Transcribe the records below exactly as they appear.

####

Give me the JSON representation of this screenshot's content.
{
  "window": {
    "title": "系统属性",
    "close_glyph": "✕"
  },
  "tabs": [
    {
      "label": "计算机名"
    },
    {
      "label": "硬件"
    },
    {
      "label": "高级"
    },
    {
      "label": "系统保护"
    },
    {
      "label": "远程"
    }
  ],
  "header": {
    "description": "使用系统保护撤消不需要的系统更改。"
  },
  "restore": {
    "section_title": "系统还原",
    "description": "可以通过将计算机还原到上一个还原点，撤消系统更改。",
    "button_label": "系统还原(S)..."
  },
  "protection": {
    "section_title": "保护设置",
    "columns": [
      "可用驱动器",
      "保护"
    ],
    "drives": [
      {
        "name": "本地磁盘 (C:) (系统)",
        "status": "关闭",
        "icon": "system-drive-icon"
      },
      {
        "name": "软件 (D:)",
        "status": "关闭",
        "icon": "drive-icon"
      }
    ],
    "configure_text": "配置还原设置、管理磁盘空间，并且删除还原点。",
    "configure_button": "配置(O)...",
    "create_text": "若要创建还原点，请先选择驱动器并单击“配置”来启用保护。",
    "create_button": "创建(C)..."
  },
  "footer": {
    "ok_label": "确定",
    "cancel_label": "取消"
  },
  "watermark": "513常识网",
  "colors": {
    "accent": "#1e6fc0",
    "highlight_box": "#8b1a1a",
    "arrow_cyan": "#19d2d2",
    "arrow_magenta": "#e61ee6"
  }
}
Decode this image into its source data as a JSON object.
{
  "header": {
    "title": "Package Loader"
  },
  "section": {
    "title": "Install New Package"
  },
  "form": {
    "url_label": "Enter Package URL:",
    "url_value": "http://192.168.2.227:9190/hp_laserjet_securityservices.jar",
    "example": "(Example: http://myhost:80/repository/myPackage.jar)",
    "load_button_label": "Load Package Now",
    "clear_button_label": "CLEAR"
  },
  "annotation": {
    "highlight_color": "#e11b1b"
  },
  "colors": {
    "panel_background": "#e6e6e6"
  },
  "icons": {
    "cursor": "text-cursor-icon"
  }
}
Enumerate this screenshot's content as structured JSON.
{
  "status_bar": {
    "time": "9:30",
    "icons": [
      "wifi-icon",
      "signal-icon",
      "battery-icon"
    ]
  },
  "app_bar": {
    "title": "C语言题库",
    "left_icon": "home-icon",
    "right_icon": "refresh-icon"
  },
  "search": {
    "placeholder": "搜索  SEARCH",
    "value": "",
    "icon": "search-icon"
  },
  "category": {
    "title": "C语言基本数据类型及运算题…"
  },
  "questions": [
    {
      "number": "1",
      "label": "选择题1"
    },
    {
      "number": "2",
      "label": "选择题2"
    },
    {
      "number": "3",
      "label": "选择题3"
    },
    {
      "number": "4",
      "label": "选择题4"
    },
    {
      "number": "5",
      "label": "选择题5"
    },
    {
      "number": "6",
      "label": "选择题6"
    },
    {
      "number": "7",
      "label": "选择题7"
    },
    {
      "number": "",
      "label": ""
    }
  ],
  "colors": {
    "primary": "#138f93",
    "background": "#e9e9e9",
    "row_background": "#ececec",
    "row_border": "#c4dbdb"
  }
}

####

CORRECT ANSWER:
Give me the JSON representation of this screenshot's content.
{
  "window": {
    "title": "系统属性",
    "close_glyph": "✕"
  },
  "tabs": [
    {
      "label": "计算机名"
    },
    {
      "label": "硬件"
    },
    {
      "label": "高级"
    },
    {
      "label": "系统保护"
    },
    {
      "label": "远程"
    }
  ],
  "header": {
    "description": "使用系统保护撤消不需要的系统更改。"
  },
  "restore": {
    "section_title": "系统还原",
    "description": "可以通过将计算机还原到上一个还原点，撤消系统更改。",
    "button_label": "系统还原(S)..."
  },
  "protection": {
    "section_title": "保护设置",
    "columns": [
      "可用驱动器",
      "保护"
    ],
    "drives": [
      {
        "name": "本地磁盘 (C:) (系统)",
        "status": "关闭",
        "icon": "system-drive-icon"
      },
      {
        "name": "软件 (D:)",
        "status": "关闭",
        "icon": "drive-icon"
      }
    ],
    "configure_text": "配置还原设置、管理磁盘空间，并且删除还原点。",
    "configure_button": "配置(O)...",
    "create_text": "若要创建还原点，请先选择驱动器并单击“配置”来启用保护。",
    "create_button": "创建(C)..."
  },
  "footer": {
    "ok_label": "确定",
    "cancel_label": "取消"
  },
  "watermark": "513常识网",
  "colors": {
    "accent": "#1e6fc0",
    "highlight_box": "#8b1a1a",
    "arrow_cyan": "#19d2d2",
    "arrow_magenta": "#e61ee6"
  }
}
Decode this image into its source data as a JSON object.
{
  "header": {
    "title": "Package Loader"
  },
  "section": {
    "title": "Install New Package"
  },
  "form": {
    "url_label": "Enter Package URL:",
    "url_value": "http://192.168.2.227:9190/hp_laserjet_securityservices.jar",
    "example": "(Example: http://myhost:80/repository/myPackage.jar)",
    "load_button_label": "Load Package Now",
    "clear_button_label": "CLEAR"
  },
  "annotation": {
    "highlight_color": "#e11b1b"
  },
  "colors": {
    "panel_background": "#e6e6e6"
  },
  "icons": {
    "cursor": "text-cursor-icon"
  }
}
Enumerate this screenshot's content as structured JSON.
{
  "status_bar": {
    "time": "9:30",
    "icons": [
      "wifi-icon",
      "signal-icon",
      "battery-icon"
    ]
  },
  "app_bar": {
    "title": "C语言题库",
    "left_icon": "home-icon",
    "right_icon": "refresh-icon"
  },
  "search": {
    "placeholder": "搜索  SEARCH",
    "value": "",
    "icon": "search-icon"
  },
  "category": {
    "title": "C语言基本数据类型及运算题…"
  },
  "questions": [
    {
      "number": "1",
      "label": "选择题1"
    },
    {
      "number": "2",
      "label": "选择题2"
    },
    {
      "number": "3",
      "label": "选择题3"
    },
    {
      "number": "4",
      "label": "选择题4"
    },
    {
      "number": "5",
      "label": "选择题5"
    },
    {
      "number": "6",
      "label": "选择题6"
    },
    {
      "number": "7",
      "label": "选择题7"
    },
    {
      "number": "",
      "label": ""
    }
  ],
  "colors": {
    "primary": "#138f93",
    "background": "#e9e9e9",
    "row_background": "#ececec",
    "row_border": "#c4dbdb"
  }
}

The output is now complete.